═══ Exercise inputs ═══

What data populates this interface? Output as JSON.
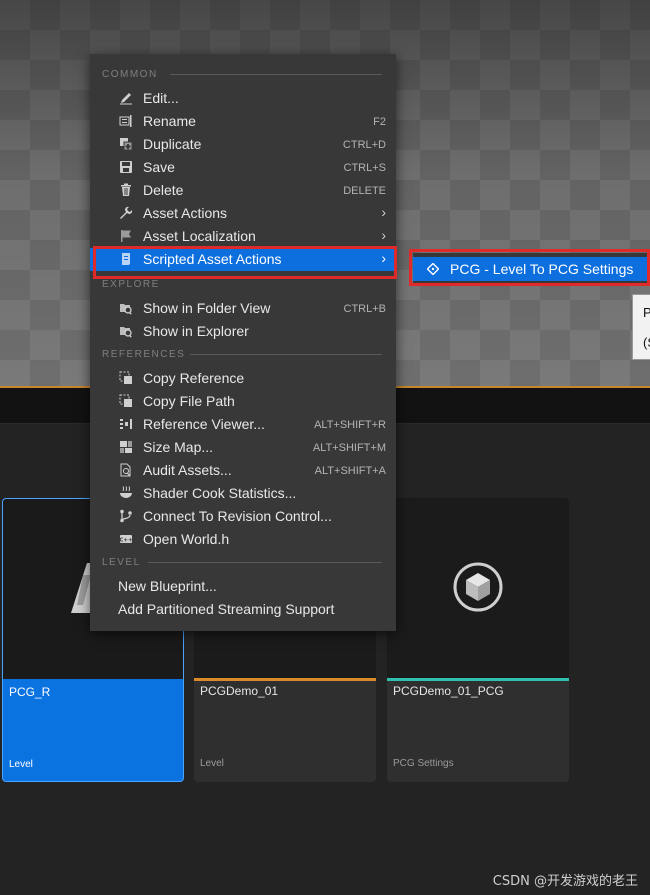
{
  "context_menu": {
    "sections": [
      {
        "header": "COMMON"
      },
      {
        "header": "EXPLORE"
      },
      {
        "header": "REFERENCES"
      },
      {
        "header": "LEVEL"
      }
    ],
    "common": [
      {
        "label": "Edit...",
        "shortcut": "",
        "icon": "pencil-icon"
      },
      {
        "label": "Rename",
        "shortcut": "F2",
        "icon": "rename-icon"
      },
      {
        "label": "Duplicate",
        "shortcut": "CTRL+D",
        "icon": "duplicate-icon"
      },
      {
        "label": "Save",
        "shortcut": "CTRL+S",
        "icon": "save-icon"
      },
      {
        "label": "Delete",
        "shortcut": "DELETE",
        "icon": "trash-icon"
      },
      {
        "label": "Asset Actions",
        "icon": "wrench-icon"
      },
      {
        "label": "Asset Localization",
        "icon": "flag-icon"
      },
      {
        "label": "Scripted Asset Actions",
        "icon": "script-icon"
      }
    ],
    "explore": [
      {
        "label": "Show in Folder View",
        "shortcut": "CTRL+B",
        "icon": "folder-search-icon"
      },
      {
        "label": "Show in Explorer",
        "shortcut": "",
        "icon": "folder-search-icon"
      }
    ],
    "references": [
      {
        "label": "Copy Reference",
        "shortcut": "",
        "icon": "copy-reference-icon"
      },
      {
        "label": "Copy File Path",
        "shortcut": "",
        "icon": "copy-path-icon"
      },
      {
        "label": "Reference Viewer...",
        "shortcut": "ALT+SHIFT+R",
        "icon": "reference-viewer-icon"
      },
      {
        "label": "Size Map...",
        "shortcut": "ALT+SHIFT+M",
        "icon": "size-map-icon"
      },
      {
        "label": "Audit Assets...",
        "shortcut": "ALT+SHIFT+A",
        "icon": "audit-icon"
      },
      {
        "label": "Shader Cook Statistics...",
        "shortcut": "",
        "icon": "shader-icon"
      },
      {
        "label": "Connect To Revision Control...",
        "shortcut": "",
        "icon": "revision-control-icon"
      },
      {
        "label": "Open World.h",
        "shortcut": "",
        "icon": "cpp-file-icon"
      }
    ],
    "level": [
      {
        "label": "New Blueprint..."
      },
      {
        "label": "Add Partitioned Streaming Support"
      }
    ]
  },
  "submenu": {
    "item_label": "PCG - Level To PCG Settings",
    "icon": "diamond-icon"
  },
  "tooltip": {
    "line1": "P",
    "line2": "(S"
  },
  "assets": [
    {
      "name": "PCG_R",
      "type": "Level",
      "selected": true
    },
    {
      "name": "PCGDemo_01",
      "type": "Level",
      "accent": "#d98a2b"
    },
    {
      "name": "PCGDemo_01_PCG",
      "type": "PCG Settings",
      "accent": "#2fc0b0"
    }
  ],
  "watermark": "CSDN @开发游戏的老王",
  "colors": {
    "highlight": "#0d6fde",
    "annotation": "#e02a2a",
    "menu_bg": "#383838"
  }
}
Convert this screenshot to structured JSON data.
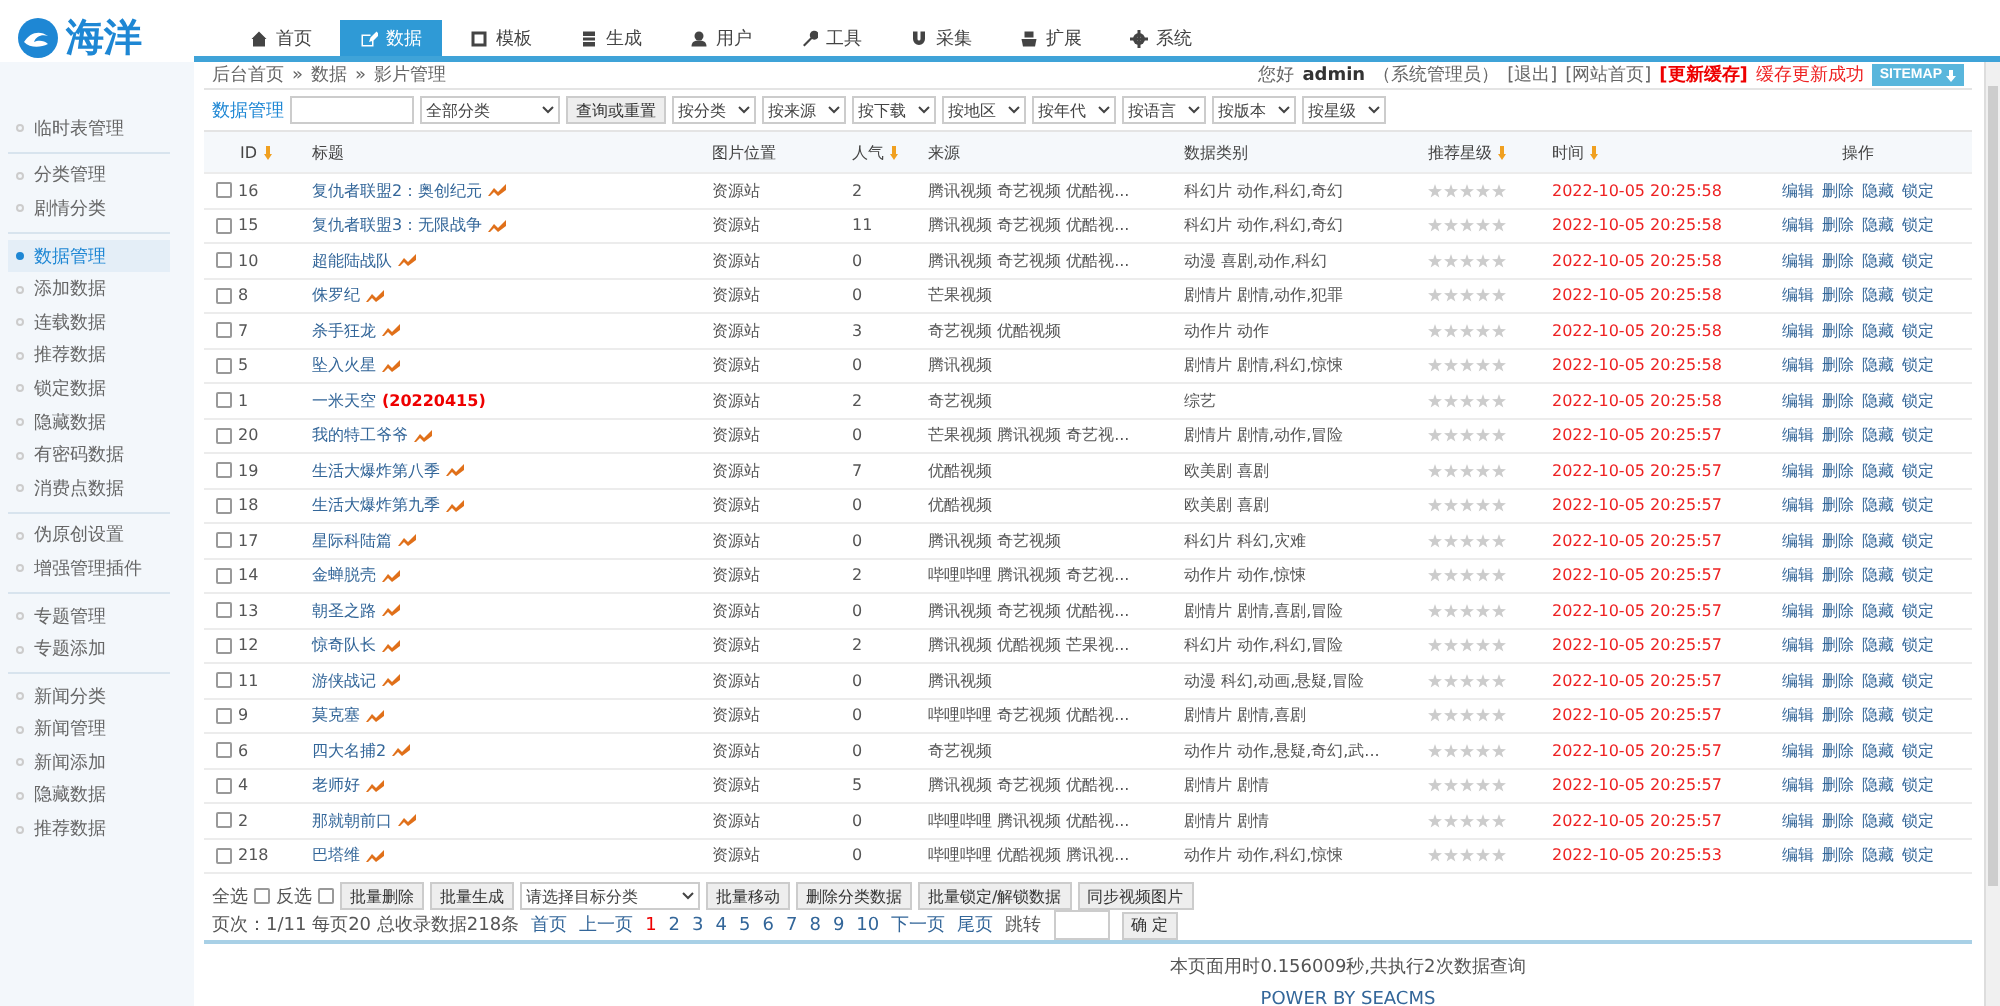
{
  "logo": {
    "text": "海洋"
  },
  "nav": [
    {
      "label": "首页",
      "selected": false
    },
    {
      "label": "数据",
      "selected": true
    },
    {
      "label": "模板",
      "selected": false
    },
    {
      "label": "生成",
      "selected": false
    },
    {
      "label": "用户",
      "selected": false
    },
    {
      "label": "工具",
      "selected": false
    },
    {
      "label": "采集",
      "selected": false
    },
    {
      "label": "扩展",
      "selected": false
    },
    {
      "label": "系统",
      "selected": false
    }
  ],
  "breadcrumb": [
    "后台首页",
    "»",
    "数据",
    "»",
    "影片管理"
  ],
  "user_bar": {
    "greeting": "您好",
    "user": "admin",
    "role": "（系统管理员）",
    "logout": "[退出]",
    "home": "[网站首页]",
    "cache": "[更新缓存]",
    "cache_status": "缓存更新成功",
    "sitemap": "SITEMAP"
  },
  "sidebar": {
    "groups": [
      {
        "items": [
          {
            "label": "临时表管理",
            "selected": false
          }
        ]
      },
      {
        "items": [
          {
            "label": "分类管理",
            "selected": false
          },
          {
            "label": "剧情分类",
            "selected": false
          }
        ]
      },
      {
        "items": [
          {
            "label": "数据管理",
            "selected": true
          },
          {
            "label": "添加数据",
            "selected": false
          },
          {
            "label": "连载数据",
            "selected": false
          },
          {
            "label": "推荐数据",
            "selected": false
          },
          {
            "label": "锁定数据",
            "selected": false
          },
          {
            "label": "隐藏数据",
            "selected": false
          },
          {
            "label": "有密码数据",
            "selected": false
          },
          {
            "label": "消费点数据",
            "selected": false
          }
        ]
      },
      {
        "items": [
          {
            "label": "伪原创设置",
            "selected": false
          },
          {
            "label": "增强管理插件",
            "selected": false
          }
        ]
      },
      {
        "items": [
          {
            "label": "专题管理",
            "selected": false
          },
          {
            "label": "专题添加",
            "selected": false
          }
        ]
      },
      {
        "items": [
          {
            "label": "新闻分类",
            "selected": false
          },
          {
            "label": "新闻管理",
            "selected": false
          },
          {
            "label": "新闻添加",
            "selected": false
          },
          {
            "label": "隐藏数据",
            "selected": false
          },
          {
            "label": "推荐数据",
            "selected": false
          }
        ]
      }
    ]
  },
  "filter": {
    "label": "数据管理",
    "category": "全部分类",
    "query_button": "查询或重置",
    "selects": [
      "按分类",
      "按来源",
      "按下载",
      "按地区",
      "按年代",
      "按语言",
      "按版本",
      "按星级"
    ]
  },
  "table": {
    "columns": [
      {
        "label": "ID",
        "sortable": true
      },
      {
        "label": "标题",
        "sortable": false
      },
      {
        "label": "图片位置",
        "sortable": false
      },
      {
        "label": "人气",
        "sortable": true
      },
      {
        "label": "来源",
        "sortable": false
      },
      {
        "label": "数据类别",
        "sortable": false
      },
      {
        "label": "推荐星级",
        "sortable": true
      },
      {
        "label": "时间",
        "sortable": true
      },
      {
        "label": "操作",
        "sortable": false
      }
    ],
    "rows": [
      {
        "checked": false,
        "id": "16",
        "title": "复仇者联盟2：奥创纪元",
        "hot": true,
        "pic": "资源站",
        "views": "2",
        "source": "腾讯视频 奇艺视频 优酷视...",
        "category": "科幻片 动作,科幻,奇幻",
        "stars": 0,
        "time": "2022-10-05 20:25:58",
        "actions": [
          "编辑",
          "删除",
          "隐藏",
          "锁定"
        ]
      },
      {
        "checked": false,
        "id": "15",
        "title": "复仇者联盟3：无限战争",
        "hot": true,
        "pic": "资源站",
        "views": "11",
        "source": "腾讯视频 奇艺视频 优酷视...",
        "category": "科幻片 动作,科幻,奇幻",
        "stars": 0,
        "time": "2022-10-05 20:25:58",
        "actions": [
          "编辑",
          "删除",
          "隐藏",
          "锁定"
        ]
      },
      {
        "checked": false,
        "id": "10",
        "title": "超能陆战队",
        "hot": true,
        "pic": "资源站",
        "views": "0",
        "source": "腾讯视频 奇艺视频 优酷视...",
        "category": "动漫 喜剧,动作,科幻",
        "stars": 0,
        "time": "2022-10-05 20:25:58",
        "actions": [
          "编辑",
          "删除",
          "隐藏",
          "锁定"
        ]
      },
      {
        "checked": false,
        "id": "8",
        "title": "侏罗纪",
        "hot": true,
        "pic": "资源站",
        "views": "0",
        "source": "芒果视频",
        "category": "剧情片 剧情,动作,犯罪",
        "stars": 0,
        "time": "2022-10-05 20:25:58",
        "actions": [
          "编辑",
          "删除",
          "隐藏",
          "锁定"
        ]
      },
      {
        "checked": false,
        "id": "7",
        "title": "杀手狂龙",
        "hot": true,
        "pic": "资源站",
        "views": "3",
        "source": "奇艺视频 优酷视频",
        "category": "动作片 动作",
        "stars": 0,
        "time": "2022-10-05 20:25:58",
        "actions": [
          "编辑",
          "删除",
          "隐藏",
          "锁定"
        ]
      },
      {
        "checked": false,
        "id": "5",
        "title": "坠入火星",
        "hot": true,
        "pic": "资源站",
        "views": "0",
        "source": "腾讯视频",
        "category": "剧情片 剧情,科幻,惊悚",
        "stars": 0,
        "time": "2022-10-05 20:25:58",
        "actions": [
          "编辑",
          "删除",
          "隐藏",
          "锁定"
        ]
      },
      {
        "checked": false,
        "id": "1",
        "title": "一米天空",
        "note": "(20220415)",
        "hot": false,
        "pic": "资源站",
        "views": "2",
        "source": "奇艺视频",
        "category": "综艺",
        "stars": 0,
        "time": "2022-10-05 20:25:58",
        "actions": [
          "编辑",
          "删除",
          "隐藏",
          "锁定"
        ]
      },
      {
        "checked": false,
        "id": "20",
        "title": "我的特工爷爷",
        "hot": true,
        "pic": "资源站",
        "views": "0",
        "source": "芒果视频 腾讯视频 奇艺视...",
        "category": "剧情片 剧情,动作,冒险",
        "stars": 0,
        "time": "2022-10-05 20:25:57",
        "actions": [
          "编辑",
          "删除",
          "隐藏",
          "锁定"
        ]
      },
      {
        "checked": false,
        "id": "19",
        "title": "生活大爆炸第八季",
        "hot": true,
        "pic": "资源站",
        "views": "7",
        "source": "优酷视频",
        "category": "欧美剧 喜剧",
        "stars": 0,
        "time": "2022-10-05 20:25:57",
        "actions": [
          "编辑",
          "删除",
          "隐藏",
          "锁定"
        ]
      },
      {
        "checked": false,
        "id": "18",
        "title": "生活大爆炸第九季",
        "hot": true,
        "pic": "资源站",
        "views": "0",
        "source": "优酷视频",
        "category": "欧美剧 喜剧",
        "stars": 0,
        "time": "2022-10-05 20:25:57",
        "actions": [
          "编辑",
          "删除",
          "隐藏",
          "锁定"
        ]
      },
      {
        "checked": false,
        "id": "17",
        "title": "星际科陆篇",
        "hot": true,
        "pic": "资源站",
        "views": "0",
        "source": "腾讯视频 奇艺视频",
        "category": "科幻片 科幻,灾难",
        "stars": 0,
        "time": "2022-10-05 20:25:57",
        "actions": [
          "编辑",
          "删除",
          "隐藏",
          "锁定"
        ]
      },
      {
        "checked": false,
        "id": "14",
        "title": "金蝉脱壳",
        "hot": true,
        "pic": "资源站",
        "views": "2",
        "source": "哔哩哔哩 腾讯视频 奇艺视...",
        "category": "动作片 动作,惊悚",
        "stars": 0,
        "time": "2022-10-05 20:25:57",
        "actions": [
          "编辑",
          "删除",
          "隐藏",
          "锁定"
        ]
      },
      {
        "checked": false,
        "id": "13",
        "title": "朝圣之路",
        "hot": true,
        "pic": "资源站",
        "views": "0",
        "source": "腾讯视频 奇艺视频 优酷视...",
        "category": "剧情片 剧情,喜剧,冒险",
        "stars": 0,
        "time": "2022-10-05 20:25:57",
        "actions": [
          "编辑",
          "删除",
          "隐藏",
          "锁定"
        ]
      },
      {
        "checked": false,
        "id": "12",
        "title": "惊奇队长",
        "hot": true,
        "pic": "资源站",
        "views": "2",
        "source": "腾讯视频 优酷视频 芒果视...",
        "category": "科幻片 动作,科幻,冒险",
        "stars": 0,
        "time": "2022-10-05 20:25:57",
        "actions": [
          "编辑",
          "删除",
          "隐藏",
          "锁定"
        ]
      },
      {
        "checked": false,
        "id": "11",
        "title": "游侠战记",
        "hot": true,
        "pic": "资源站",
        "views": "0",
        "source": "腾讯视频",
        "category": "动漫 科幻,动画,悬疑,冒险",
        "stars": 0,
        "time": "2022-10-05 20:25:57",
        "actions": [
          "编辑",
          "删除",
          "隐藏",
          "锁定"
        ]
      },
      {
        "checked": false,
        "id": "9",
        "title": "莫克塞",
        "hot": true,
        "pic": "资源站",
        "views": "0",
        "source": "哔哩哔哩 奇艺视频 优酷视...",
        "category": "剧情片 剧情,喜剧",
        "stars": 0,
        "time": "2022-10-05 20:25:57",
        "actions": [
          "编辑",
          "删除",
          "隐藏",
          "锁定"
        ]
      },
      {
        "checked": false,
        "id": "6",
        "title": "四大名捕2",
        "hot": true,
        "pic": "资源站",
        "views": "0",
        "source": "奇艺视频",
        "category": "动作片 动作,悬疑,奇幻,武...",
        "stars": 0,
        "time": "2022-10-05 20:25:57",
        "actions": [
          "编辑",
          "删除",
          "隐藏",
          "锁定"
        ]
      },
      {
        "checked": false,
        "id": "4",
        "title": "老师好",
        "hot": true,
        "pic": "资源站",
        "views": "5",
        "source": "腾讯视频 奇艺视频 优酷视...",
        "category": "剧情片 剧情",
        "stars": 0,
        "time": "2022-10-05 20:25:57",
        "actions": [
          "编辑",
          "删除",
          "隐藏",
          "锁定"
        ]
      },
      {
        "checked": false,
        "id": "2",
        "title": "那就朝前口",
        "hot": true,
        "pic": "资源站",
        "views": "0",
        "source": "哔哩哔哩 腾讯视频 优酷视...",
        "category": "剧情片 剧情",
        "stars": 0,
        "time": "2022-10-05 20:25:57",
        "actions": [
          "编辑",
          "删除",
          "隐藏",
          "锁定"
        ]
      },
      {
        "checked": false,
        "id": "218",
        "title": "巴塔维",
        "hot": true,
        "pic": "资源站",
        "views": "0",
        "source": "哔哩哔哩 优酷视频 腾讯视...",
        "category": "动作片 动作,科幻,惊悚",
        "stars": 0,
        "time": "2022-10-05 20:25:53",
        "actions": [
          "编辑",
          "删除",
          "隐藏",
          "锁定"
        ]
      }
    ]
  },
  "batch": {
    "select_all": {
      "label": "全选",
      "checked": false
    },
    "invert": {
      "label": "反选",
      "checked": false
    },
    "buttons": [
      "批量删除",
      "批量生成"
    ],
    "target": "请选择目标分类",
    "more_buttons": [
      "批量移动",
      "删除分类数据",
      "批量锁定/解锁数据",
      "同步视频图片"
    ]
  },
  "pagination": {
    "summary": "页次：1/11 每页20 总收录数据218条",
    "first": "首页",
    "prev": "上一页",
    "pages": [
      {
        "label": "1",
        "selected": true
      },
      {
        "label": "2",
        "selected": false
      },
      {
        "label": "3",
        "selected": false
      },
      {
        "label": "4",
        "selected": false
      },
      {
        "label": "5",
        "selected": false
      },
      {
        "label": "6",
        "selected": false
      },
      {
        "label": "7",
        "selected": false
      },
      {
        "label": "8",
        "selected": false
      },
      {
        "label": "9",
        "selected": false
      },
      {
        "label": "10",
        "selected": false
      }
    ],
    "next": "下一页",
    "last": "尾页",
    "jump": "跳转",
    "go": "确 定"
  },
  "footer": {
    "timing": "本页面用时0.156009秒,共执行2次数据查询",
    "powered": "POWER BY SEACMS"
  }
}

═══

Task description.
Copy out each line of the entries that holds "Show".

Task result.
        "label": "Show in Folder View",
        "label": "Show in Explorer",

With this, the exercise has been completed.